--- Data entries ---

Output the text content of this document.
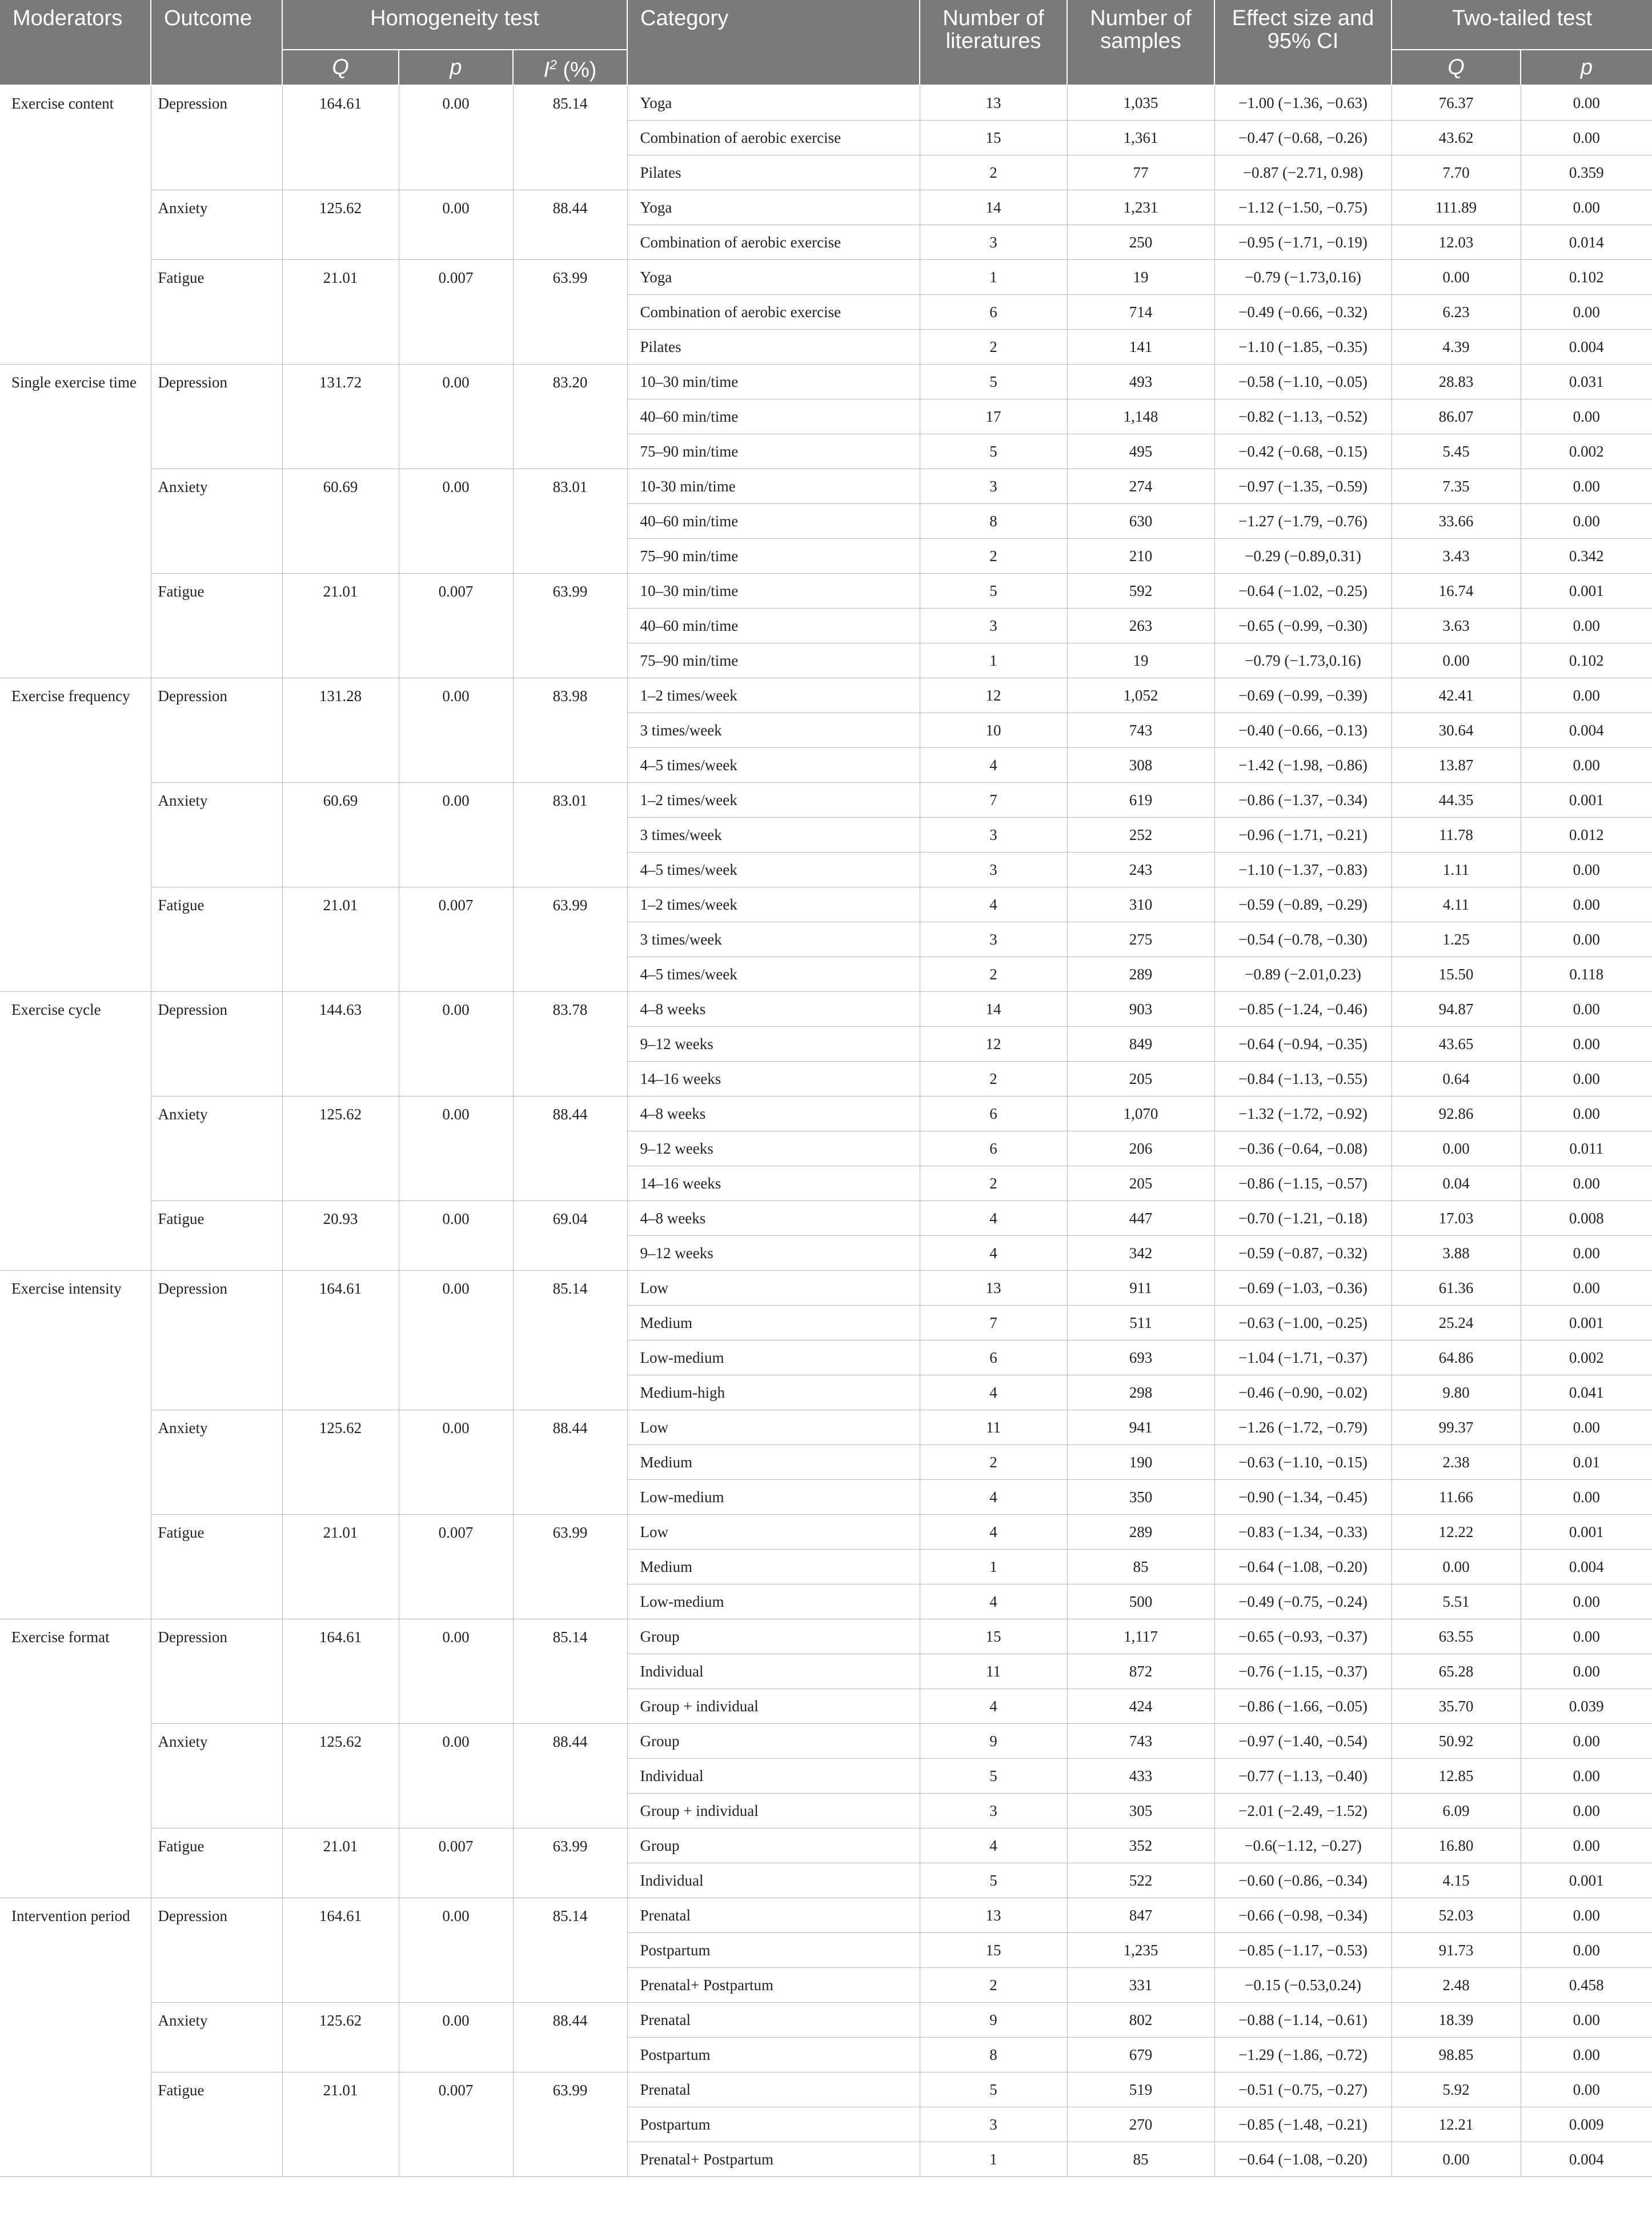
Moderators	Outcome	Homogeneity test			Category	Number of literatures	Number of samples	Effect size and 95% CI	Two-tailed test	
		Q	p	$I^2$ (%)					Q	p
Exercise content	Depression	164.61	0.00	85.14	Yoga	13	1,035	−1.00 (−1.36, −0.63)	76.37	0.00
					Combination of aerobic exercise	15	1,361	−0.47 (−0.68, −0.26)	43.62	0.00
					Pilates	2	77	−0.87 (−2.71, 0.98)	7.70	0.359
	Anxiety	125.62	0.00	88.44	Yoga	14	1,231	−1.12 (−1.50, −0.75)	111.89	0.00
					Combination of aerobic exercise	3	250	−0.95 (−1.71, −0.19)	12.03	0.014
	Fatigue	21.01	0.007	63.99	Yoga	1	19	−0.79 (−1.73,0.16)	0.00	0.102
					Combination of aerobic exercise	6	714	−0.49 (−0.66, −0.32)	6.23	0.00
					Pilates	2	141	−1.10 (−1.85, −0.35)	4.39	0.004
Single exercise time	Depression	131.72	0.00	83.20	10–30 min/time	5	493	−0.58 (−1.10, −0.05)	28.83	0.031
					40–60 min/time	17	1,148	−0.82 (−1.13, −0.52)	86.07	0.00
					75–90 min/time	5	495	−0.42 (−0.68, −0.15)	5.45	0.002
	Anxiety	60.69	0.00	83.01	10-30 min/time	3	274	−0.97 (−1.35, −0.59)	7.35	0.00
					40–60 min/time	8	630	−1.27 (−1.79, −0.76)	33.66	0.00
					75–90 min/time	2	210	−0.29 (−0.89,0.31)	3.43	0.342
	Fatigue	21.01	0.007	63.99	10–30 min/time	5	592	−0.64 (−1.02, −0.25)	16.74	0.001
					40–60 min/time	3	263	−0.65 (−0.99, −0.30)	3.63	0.00
					75–90 min/time	1	19	−0.79 (−1.73,0.16)	0.00	0.102
Exercise frequency	Depression	131.28	0.00	83.98	1–2 times/week	12	1,052	−0.69 (−0.99, −0.39)	42.41	0.00
					3 times/week	10	743	−0.40 (−0.66, −0.13)	30.64	0.004
					4–5 times/week	4	308	−1.42 (−1.98, −0.86)	13.87	0.00
	Anxiety	60.69	0.00	83.01	1–2 times/week	7	619	−0.86 (−1.37, −0.34)	44.35	0.001
					3 times/week	3	252	−0.96 (−1.71, −0.21)	11.78	0.012
					4–5 times/week	3	243	−1.10 (−1.37, −0.83)	1.11	0.00
	Fatigue	21.01	0.007	63.99	1–2 times/week	4	310	−0.59 (−0.89, −0.29)	4.11	0.00
					3 times/week	3	275	−0.54 (−0.78, −0.30)	1.25	0.00
					4–5 times/week	2	289	−0.89 (−2.01,0.23)	15.50	0.118
Exercise cycle	Depression	144.63	0.00	83.78	4–8 weeks	14	903	−0.85 (−1.24, −0.46)	94.87	0.00
					9–12 weeks	12	849	−0.64 (−0.94, −0.35)	43.65	0.00
					14–16 weeks	2	205	−0.84 (−1.13, −0.55)	0.64	0.00
	Anxiety	125.62	0.00	88.44	4–8 weeks	6	1,070	−1.32 (−1.72, −0.92)	92.86	0.00
					9–12 weeks	6	206	−0.36 (−0.64, −0.08)	0.00	0.011
					14–16 weeks	2	205	−0.86 (−1.15, −0.57)	0.04	0.00
	Fatigue	20.93	0.00	69.04	4–8 weeks	4	447	−0.70 (−1.21, −0.18)	17.03	0.008
					9–12 weeks	4	342	−0.59 (−0.87, −0.32)	3.88	0.00
Exercise intensity	Depression	164.61	0.00	85.14	Low	13	911	−0.69 (−1.03, −0.36)	61.36	0.00
					Medium	7	511	−0.63 (−1.00, −0.25)	25.24	0.001
					Low-medium	6	693	−1.04 (−1.71, −0.37)	64.86	0.002
					Medium-high	4	298	−0.46 (−0.90, −0.02)	9.80	0.041
	Anxiety	125.62	0.00	88.44	Low	11	941	−1.26 (−1.72, −0.79)	99.37	0.00
					Medium	2	190	−0.63 (−1.10, −0.15)	2.38	0.01
					Low-medium	4	350	−0.90 (−1.34, −0.45)	11.66	0.00
	Fatigue	21.01	0.007	63.99	Low	4	289	−0.83 (−1.34, −0.33)	12.22	0.001
					Medium	1	85	−0.64 (−1.08, −0.20)	0.00	0.004
					Low-medium	4	500	−0.49 (−0.75, −0.24)	5.51	0.00
Exercise format	Depression	164.61	0.00	85.14	Group	15	1,117	−0.65 (−0.93, −0.37)	63.55	0.00
					Individual	11	872	−0.76 (−1.15, −0.37)	65.28	0.00
					Group + individual	4	424	−0.86 (−1.66, −0.05)	35.70	0.039
	Anxiety	125.62	0.00	88.44	Group	9	743	−0.97 (−1.40, −0.54)	50.92	0.00
					Individual	5	433	−0.77 (−1.13, −0.40)	12.85	0.00
					Group + individual	3	305	−2.01 (−2.49, −1.52)	6.09	0.00
	Fatigue	21.01	0.007	63.99	Group	4	352	−0.6(−1.12, −0.27)	16.80	0.00
					Individual	5	522	−0.60 (−0.86, −0.34)	4.15	0.001
Intervention period	Depression	164.61	0.00	85.14	Prenatal	13	847	−0.66 (−0.98, −0.34)	52.03	0.00
					Postpartum	15	1,235	−0.85 (−1.17, −0.53)	91.73	0.00
					Prenatal+ Postpartum	2	331	−0.15 (−0.53,0.24)	2.48	0.458
	Anxiety	125.62	0.00	88.44	Prenatal	9	802	−0.88 (−1.14, −0.61)	18.39	0.00
					Postpartum	8	679	−1.29 (−1.86, −0.72)	98.85	0.00
	Fatigue	21.01	0.007	63.99	Prenatal	5	519	−0.51 (−0.75, −0.27)	5.92	0.00
					Postpartum	3	270	−0.85 (−1.48, −0.21)	12.21	0.009
					Prenatal+ Postpartum	1	85	−0.64 (−1.08, −0.20)	0.00	0.004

---

» What the task asks
Identify which lines contain the word "Combination" and copy each one.

» Solution for this exercise
					Combination of aerobic exercise	15	1,361	−0.47 (−0.68, −0.26)	43.62	0.00
					Combination of aerobic exercise	3	250	−0.95 (−1.71, −0.19)	12.03	0.014
					Combination of aerobic exercise	6	714	−0.49 (−0.66, −0.32)	6.23	0.00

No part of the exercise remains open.